— start Source records —

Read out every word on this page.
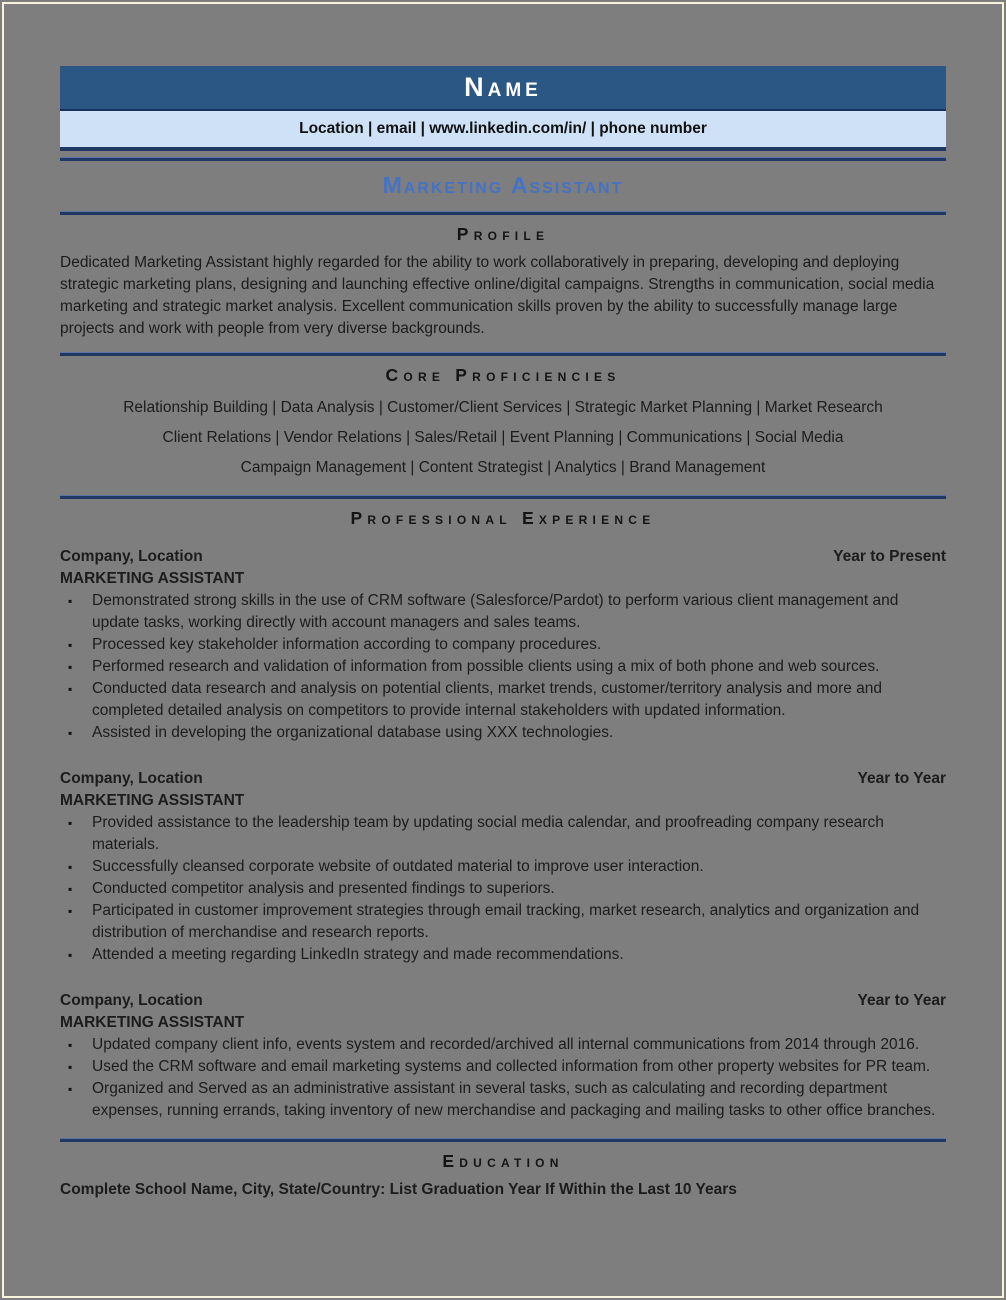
Name
Location | email | www.linkedin.com/in/ | phone number
Marketing Assistant
Profile
Dedicated Marketing Assistant highly regarded for the ability to work collaboratively in preparing, developing and deploying strategic marketing plans, designing and launching effective online/digital campaigns. Strengths in communication, social media marketing and strategic market analysis. Excellent communication skills proven by the ability to successfully manage large projects and work with people from very diverse backgrounds.
Core Proficiencies
Relationship Building | Data Analysis | Customer/Client Services | Strategic Market Planning | Market Research
Client Relations | Vendor Relations | Sales/Retail | Event Planning | Communications | Social Media
Campaign Management | Content Strategist | Analytics | Brand Management
Professional Experience
Company, Location	Year to Present
MARKETING ASSISTANT
▪ Demonstrated strong skills in the use of CRM software (Salesforce/Pardot) to perform various client management and update tasks, working directly with account managers and sales teams.
▪ Processed key stakeholder information according to company procedures.
▪ Performed research and validation of information from possible clients using a mix of both phone and web sources.
▪ Conducted data research and analysis on potential clients, market trends, customer/territory analysis and more and completed detailed analysis on competitors to provide internal stakeholders with updated information.
▪ Assisted in developing the organizational database using XXX technologies.
Company, Location	Year to Year
MARKETING ASSISTANT
▪ Provided assistance to the leadership team by updating social media calendar, and proofreading company research materials.
▪ Successfully cleansed corporate website of outdated material to improve user interaction.
▪ Conducted competitor analysis and presented findings to superiors.
▪ Participated in customer improvement strategies through email tracking, market research, analytics and organization and distribution of merchandise and research reports.
▪ Attended a meeting regarding LinkedIn strategy and made recommendations.
Company, Location	Year to Year
MARKETING ASSISTANT
▪ Updated company client info, events system and recorded/archived all internal communications from 2014 through 2016.
▪ Used the CRM software and email marketing systems and collected information from other property websites for PR team.
▪ Organized and Served as an administrative assistant in several tasks, such as calculating and recording department expenses, running errands, taking inventory of new merchandise and packaging and mailing tasks to other office branches.
Education
Complete School Name, City, State/Country: List Graduation Year If Within the Last 10 Years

— end Source records —

What you should do: Would you return the data exactly as written, without the pictures?

Response to this task:
Read out every word on this page.
Name
Location | email | www.linkedin.com/in/ | phone number
Marketing Assistant
Profile
Dedicated Marketing Assistant highly regarded for the ability to work collaboratively in preparing, developing and deploying strategic marketing plans, designing and launching effective online/digital campaigns. Strengths in communication, social media marketing and strategic market analysis. Excellent communication skills proven by the ability to successfully manage large projects and work with people from very diverse backgrounds.
Core Proficiencies
Relationship Building | Data Analysis | Customer/Client Services | Strategic Market Planning | Market Research
Client Relations | Vendor Relations | Sales/Retail | Event Planning | Communications | Social Media
Campaign Management | Content Strategist | Analytics | Brand Management
Professional Experience
Company, Location	Year to Present
MARKETING ASSISTANT
▪ Demonstrated strong skills in the use of CRM software (Salesforce/Pardot) to perform various client management and update tasks, working directly with account managers and sales teams.
▪ Processed key stakeholder information according to company procedures.
▪ Performed research and validation of information from possible clients using a mix of both phone and web sources.
▪ Conducted data research and analysis on potential clients, market trends, customer/territory analysis and more and completed detailed analysis on competitors to provide internal stakeholders with updated information.
▪ Assisted in developing the organizational database using XXX technologies.
Company, Location	Year to Year
MARKETING ASSISTANT
▪ Provided assistance to the leadership team by updating social media calendar, and proofreading company research materials.
▪ Successfully cleansed corporate website of outdated material to improve user interaction.
▪ Conducted competitor analysis and presented findings to superiors.
▪ Participated in customer improvement strategies through email tracking, market research, analytics and organization and distribution of merchandise and research reports.
▪ Attended a meeting regarding LinkedIn strategy and made recommendations.
Company, Location	Year to Year
MARKETING ASSISTANT
▪ Updated company client info, events system and recorded/archived all internal communications from 2014 through 2016.
▪ Used the CRM software and email marketing systems and collected information from other property websites for PR team.
▪ Organized and Served as an administrative assistant in several tasks, such as calculating and recording department expenses, running errands, taking inventory of new merchandise and packaging and mailing tasks to other office branches.
Education
Complete School Name, City, State/Country: List Graduation Year If Within the Last 10 Years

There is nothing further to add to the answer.